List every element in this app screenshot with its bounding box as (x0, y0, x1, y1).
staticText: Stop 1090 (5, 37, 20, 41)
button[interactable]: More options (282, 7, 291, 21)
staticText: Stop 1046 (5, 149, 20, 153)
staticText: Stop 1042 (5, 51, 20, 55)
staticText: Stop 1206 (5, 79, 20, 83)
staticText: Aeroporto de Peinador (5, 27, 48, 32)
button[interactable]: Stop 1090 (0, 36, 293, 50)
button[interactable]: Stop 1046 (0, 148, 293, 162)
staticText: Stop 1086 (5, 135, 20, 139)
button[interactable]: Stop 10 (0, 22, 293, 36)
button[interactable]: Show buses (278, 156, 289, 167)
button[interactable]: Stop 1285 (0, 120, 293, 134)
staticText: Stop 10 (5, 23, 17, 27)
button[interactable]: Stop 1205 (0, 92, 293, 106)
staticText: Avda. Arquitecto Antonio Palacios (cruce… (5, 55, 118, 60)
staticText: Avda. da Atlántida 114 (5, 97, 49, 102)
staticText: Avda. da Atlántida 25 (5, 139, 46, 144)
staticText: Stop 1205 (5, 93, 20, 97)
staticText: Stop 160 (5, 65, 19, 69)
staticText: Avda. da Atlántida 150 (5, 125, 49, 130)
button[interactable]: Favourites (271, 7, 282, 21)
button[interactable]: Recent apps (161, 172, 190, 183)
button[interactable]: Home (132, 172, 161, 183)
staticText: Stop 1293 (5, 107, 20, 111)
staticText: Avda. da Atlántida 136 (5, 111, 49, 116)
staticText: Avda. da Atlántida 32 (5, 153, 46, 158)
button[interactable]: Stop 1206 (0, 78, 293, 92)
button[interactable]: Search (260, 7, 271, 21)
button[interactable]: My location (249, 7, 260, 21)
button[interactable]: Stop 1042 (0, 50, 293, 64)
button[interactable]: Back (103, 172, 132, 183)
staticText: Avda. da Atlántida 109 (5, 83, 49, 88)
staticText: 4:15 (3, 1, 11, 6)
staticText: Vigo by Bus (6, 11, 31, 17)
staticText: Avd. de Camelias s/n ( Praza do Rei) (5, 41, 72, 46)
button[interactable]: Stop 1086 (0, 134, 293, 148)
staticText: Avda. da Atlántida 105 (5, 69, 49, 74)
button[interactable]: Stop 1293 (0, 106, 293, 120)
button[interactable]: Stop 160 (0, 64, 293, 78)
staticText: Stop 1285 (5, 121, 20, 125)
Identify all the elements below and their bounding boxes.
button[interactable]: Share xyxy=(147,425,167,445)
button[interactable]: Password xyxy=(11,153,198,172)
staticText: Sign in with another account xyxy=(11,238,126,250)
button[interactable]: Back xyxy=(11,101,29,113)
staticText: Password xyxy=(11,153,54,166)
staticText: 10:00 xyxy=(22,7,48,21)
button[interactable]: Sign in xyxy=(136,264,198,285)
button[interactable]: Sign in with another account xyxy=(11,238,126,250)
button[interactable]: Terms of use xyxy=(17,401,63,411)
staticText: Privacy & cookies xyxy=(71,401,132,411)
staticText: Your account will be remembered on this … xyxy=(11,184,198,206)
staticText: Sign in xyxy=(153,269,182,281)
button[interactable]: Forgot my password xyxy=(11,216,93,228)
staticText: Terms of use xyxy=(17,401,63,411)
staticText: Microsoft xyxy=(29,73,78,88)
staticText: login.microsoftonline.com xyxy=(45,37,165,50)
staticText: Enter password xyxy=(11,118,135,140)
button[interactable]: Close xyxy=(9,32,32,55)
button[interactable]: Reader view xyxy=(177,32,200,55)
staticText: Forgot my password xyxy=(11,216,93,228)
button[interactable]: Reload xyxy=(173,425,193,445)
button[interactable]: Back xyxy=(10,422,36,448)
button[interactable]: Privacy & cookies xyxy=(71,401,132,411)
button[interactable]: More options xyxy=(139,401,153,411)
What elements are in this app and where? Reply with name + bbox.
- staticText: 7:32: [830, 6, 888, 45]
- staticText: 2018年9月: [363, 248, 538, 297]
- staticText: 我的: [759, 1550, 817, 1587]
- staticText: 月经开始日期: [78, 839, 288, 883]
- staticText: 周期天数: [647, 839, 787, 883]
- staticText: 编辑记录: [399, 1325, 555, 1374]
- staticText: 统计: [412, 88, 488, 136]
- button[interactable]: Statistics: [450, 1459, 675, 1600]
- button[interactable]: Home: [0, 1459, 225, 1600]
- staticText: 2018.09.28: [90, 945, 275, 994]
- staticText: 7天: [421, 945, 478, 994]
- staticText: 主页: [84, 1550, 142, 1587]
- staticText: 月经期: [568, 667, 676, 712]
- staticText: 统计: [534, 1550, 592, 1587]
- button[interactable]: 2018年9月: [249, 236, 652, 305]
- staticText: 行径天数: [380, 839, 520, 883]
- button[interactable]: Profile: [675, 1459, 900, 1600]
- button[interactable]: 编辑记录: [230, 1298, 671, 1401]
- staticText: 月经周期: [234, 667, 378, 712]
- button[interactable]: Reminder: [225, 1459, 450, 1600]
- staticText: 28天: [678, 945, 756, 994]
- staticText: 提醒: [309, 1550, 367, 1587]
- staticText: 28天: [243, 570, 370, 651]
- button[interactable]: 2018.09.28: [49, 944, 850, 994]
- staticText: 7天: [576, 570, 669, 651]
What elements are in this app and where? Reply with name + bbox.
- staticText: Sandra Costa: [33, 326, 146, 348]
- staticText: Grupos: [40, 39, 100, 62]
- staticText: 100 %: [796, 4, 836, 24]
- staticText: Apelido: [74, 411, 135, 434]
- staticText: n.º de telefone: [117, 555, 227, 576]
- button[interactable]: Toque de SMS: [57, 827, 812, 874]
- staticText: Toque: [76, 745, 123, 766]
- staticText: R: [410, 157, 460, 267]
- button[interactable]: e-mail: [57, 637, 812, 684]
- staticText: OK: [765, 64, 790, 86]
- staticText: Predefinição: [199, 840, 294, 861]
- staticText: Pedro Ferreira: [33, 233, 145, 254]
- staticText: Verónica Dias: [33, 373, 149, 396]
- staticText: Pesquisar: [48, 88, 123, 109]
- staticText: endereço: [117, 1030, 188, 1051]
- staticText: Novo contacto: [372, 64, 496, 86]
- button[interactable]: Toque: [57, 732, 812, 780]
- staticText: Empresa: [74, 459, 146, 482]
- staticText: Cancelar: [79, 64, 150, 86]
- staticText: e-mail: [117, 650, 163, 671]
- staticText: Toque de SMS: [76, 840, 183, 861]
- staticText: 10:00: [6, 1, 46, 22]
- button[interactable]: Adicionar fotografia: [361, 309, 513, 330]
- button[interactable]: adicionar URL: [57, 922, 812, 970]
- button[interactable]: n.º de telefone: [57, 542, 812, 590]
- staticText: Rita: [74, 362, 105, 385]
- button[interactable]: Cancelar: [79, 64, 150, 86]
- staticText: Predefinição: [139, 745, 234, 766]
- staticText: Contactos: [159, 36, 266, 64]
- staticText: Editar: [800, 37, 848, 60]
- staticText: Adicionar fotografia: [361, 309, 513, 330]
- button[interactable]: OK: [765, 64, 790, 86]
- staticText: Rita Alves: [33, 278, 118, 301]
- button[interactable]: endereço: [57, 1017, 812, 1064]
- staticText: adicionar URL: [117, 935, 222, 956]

#### [Aim of the task]
Copy out every line of all the items above verbatim, character for character, without changing or leaving out anything.

#### [Solution to this exercise]
List every element in this app screenshot with its bounding box as (x0, y0, x1, y1).
staticText: Stop 1090 (5, 37, 20, 41)
button[interactable]: More options (282, 7, 291, 21)
staticText: Stop 1046 (5, 149, 20, 153)
staticText: Stop 1042 (5, 51, 20, 55)
staticText: Stop 1206 (5, 79, 20, 83)
staticText: Aeroporto de Peinador (5, 27, 48, 32)
button[interactable]: Stop 1090 (0, 36, 293, 50)
button[interactable]: Stop 1046 (0, 148, 293, 162)
staticText: Stop 1086 (5, 135, 20, 139)
button[interactable]: Stop 10 (0, 22, 293, 36)
button[interactable]: Show buses (278, 156, 289, 167)
button[interactable]: Stop 1285 (0, 120, 293, 134)
staticText: Stop 10 (5, 23, 17, 27)
button[interactable]: Stop 1205 (0, 92, 293, 106)
staticText: Avda. Arquitecto Antonio Palacios (cruce… (5, 55, 118, 60)
staticText: Avda. da Atlántida 114 (5, 97, 49, 102)
staticText: Avda. da Atlántida 25 (5, 139, 46, 144)
staticText: Stop 1205 (5, 93, 20, 97)
staticText: Stop 160 (5, 65, 19, 69)
staticText: Avda. da Atlántida 150 (5, 125, 49, 130)
button[interactable]: Favourites (271, 7, 282, 21)
button[interactable]: Recent apps (161, 172, 190, 183)
button[interactable]: Home (132, 172, 161, 183)
staticText: Stop 1293 (5, 107, 20, 111)
staticText: Avda. da Atlántida 136 (5, 111, 49, 116)
staticText: Avda. da Atlántida 32 (5, 153, 46, 158)
button[interactable]: Stop 1206 (0, 78, 293, 92)
button[interactable]: Search (260, 7, 271, 21)
button[interactable]: My location (249, 7, 260, 21)
button[interactable]: Stop 1042 (0, 50, 293, 64)
button[interactable]: Back (103, 172, 132, 183)
staticText: Avda. da Atlántida 109 (5, 83, 49, 88)
staticText: 4:15 (3, 1, 11, 6)
staticText: Vigo by Bus (6, 11, 31, 17)
staticText: Avd. de Camelias s/n ( Praza do Rei) (5, 41, 72, 46)
button[interactable]: Stop 1086 (0, 134, 293, 148)
staticText: Avda. da Atlántida 105 (5, 69, 49, 74)
button[interactable]: Stop 1293 (0, 106, 293, 120)
button[interactable]: Stop 160 (0, 64, 293, 78)
staticText: Stop 1285 (5, 121, 20, 125)
Identify all the elements below and their bounding boxes.
button[interactable]: Share xyxy=(147,425,167,445)
button[interactable]: Password xyxy=(11,153,198,172)
staticText: Sign in with another account xyxy=(11,238,126,250)
button[interactable]: Back xyxy=(11,101,29,113)
staticText: Password xyxy=(11,153,54,166)
staticText: 10:00 xyxy=(22,7,48,21)
button[interactable]: Sign in xyxy=(136,264,198,285)
button[interactable]: Sign in with another account xyxy=(11,238,126,250)
button[interactable]: Terms of use xyxy=(17,401,63,411)
staticText: Privacy & cookies xyxy=(71,401,132,411)
staticText: Your account will be remembered on this … xyxy=(11,184,198,206)
staticText: Sign in xyxy=(153,269,182,281)
button[interactable]: Forgot my password xyxy=(11,216,93,228)
staticText: Terms of use xyxy=(17,401,63,411)
staticText: Microsoft xyxy=(29,73,78,88)
staticText: login.microsoftonline.com xyxy=(45,37,165,50)
staticText: Enter password xyxy=(11,118,135,140)
button[interactable]: Close xyxy=(9,32,32,55)
button[interactable]: Reader view xyxy=(177,32,200,55)
staticText: Forgot my password xyxy=(11,216,93,228)
button[interactable]: Reload xyxy=(173,425,193,445)
button[interactable]: Back xyxy=(10,422,36,448)
button[interactable]: Privacy & cookies xyxy=(71,401,132,411)
button[interactable]: More options xyxy=(139,401,153,411)
What elements are in this app and where? Reply with name + bbox.
- staticText: 7:32: [830, 6, 888, 45]
- staticText: 2018年9月: [363, 248, 538, 297]
- staticText: 我的: [759, 1550, 817, 1587]
- staticText: 月经开始日期: [78, 839, 288, 883]
- staticText: 周期天数: [647, 839, 787, 883]
- staticText: 编辑记录: [399, 1325, 555, 1374]
- staticText: 统计: [412, 88, 488, 136]
- button[interactable]: Statistics: [450, 1459, 675, 1600]
- button[interactable]: Home: [0, 1459, 225, 1600]
- staticText: 2018.09.28: [90, 945, 275, 994]
- staticText: 7天: [421, 945, 478, 994]
- staticText: 主页: [84, 1550, 142, 1587]
- staticText: 月经期: [568, 667, 676, 712]
- staticText: 统计: [534, 1550, 592, 1587]
- button[interactable]: 2018年9月: [249, 236, 652, 305]
- staticText: 行径天数: [380, 839, 520, 883]
- button[interactable]: Profile: [675, 1459, 900, 1600]
- button[interactable]: 编辑记录: [230, 1298, 671, 1401]
- staticText: 月经周期: [234, 667, 378, 712]
- button[interactable]: Reminder: [225, 1459, 450, 1600]
- staticText: 28天: [678, 945, 756, 994]
- staticText: 提醒: [309, 1550, 367, 1587]
- staticText: 28天: [243, 570, 370, 651]
- button[interactable]: 2018.09.28: [49, 944, 850, 994]
- staticText: 7天: [576, 570, 669, 651]
What elements are in this app and where? Reply with name + bbox.
- staticText: Sandra Costa: [33, 326, 146, 348]
- staticText: Grupos: [40, 39, 100, 62]
- staticText: 100 %: [796, 4, 836, 24]
- staticText: Apelido: [74, 411, 135, 434]
- staticText: n.º de telefone: [117, 555, 227, 576]
- button[interactable]: Toque de SMS: [57, 827, 812, 874]
- staticText: Toque: [76, 745, 123, 766]
- staticText: R: [410, 157, 460, 267]
- button[interactable]: e-mail: [57, 637, 812, 684]
- staticText: OK: [765, 64, 790, 86]
- staticText: Predefinição: [199, 840, 294, 861]
- staticText: Pedro Ferreira: [33, 233, 145, 254]
- staticText: Verónica Dias: [33, 373, 149, 396]
- staticText: Pesquisar: [48, 88, 123, 109]
- staticText: endereço: [117, 1030, 188, 1051]
- staticText: Novo contacto: [372, 64, 496, 86]
- button[interactable]: Toque: [57, 732, 812, 780]
- staticText: Empresa: [74, 459, 146, 482]
- staticText: Cancelar: [79, 64, 150, 86]
- staticText: e-mail: [117, 650, 163, 671]
- staticText: Toque de SMS: [76, 840, 183, 861]
- staticText: 10:00: [6, 1, 46, 22]
- button[interactable]: Adicionar fotografia: [361, 309, 513, 330]
- button[interactable]: adicionar URL: [57, 922, 812, 970]
- button[interactable]: n.º de telefone: [57, 542, 812, 590]
- staticText: Rita: [74, 362, 105, 385]
- button[interactable]: Cancelar: [79, 64, 150, 86]
- staticText: Predefinição: [139, 745, 234, 766]
- staticText: Contactos: [159, 36, 266, 64]
- staticText: Editar: [800, 37, 848, 60]
- staticText: Adicionar fotografia: [361, 309, 513, 330]
- button[interactable]: OK: [765, 64, 790, 86]
- staticText: Rita Alves: [33, 278, 118, 301]
- button[interactable]: endereço: [57, 1017, 812, 1064]
- staticText: adicionar URL: [117, 935, 222, 956]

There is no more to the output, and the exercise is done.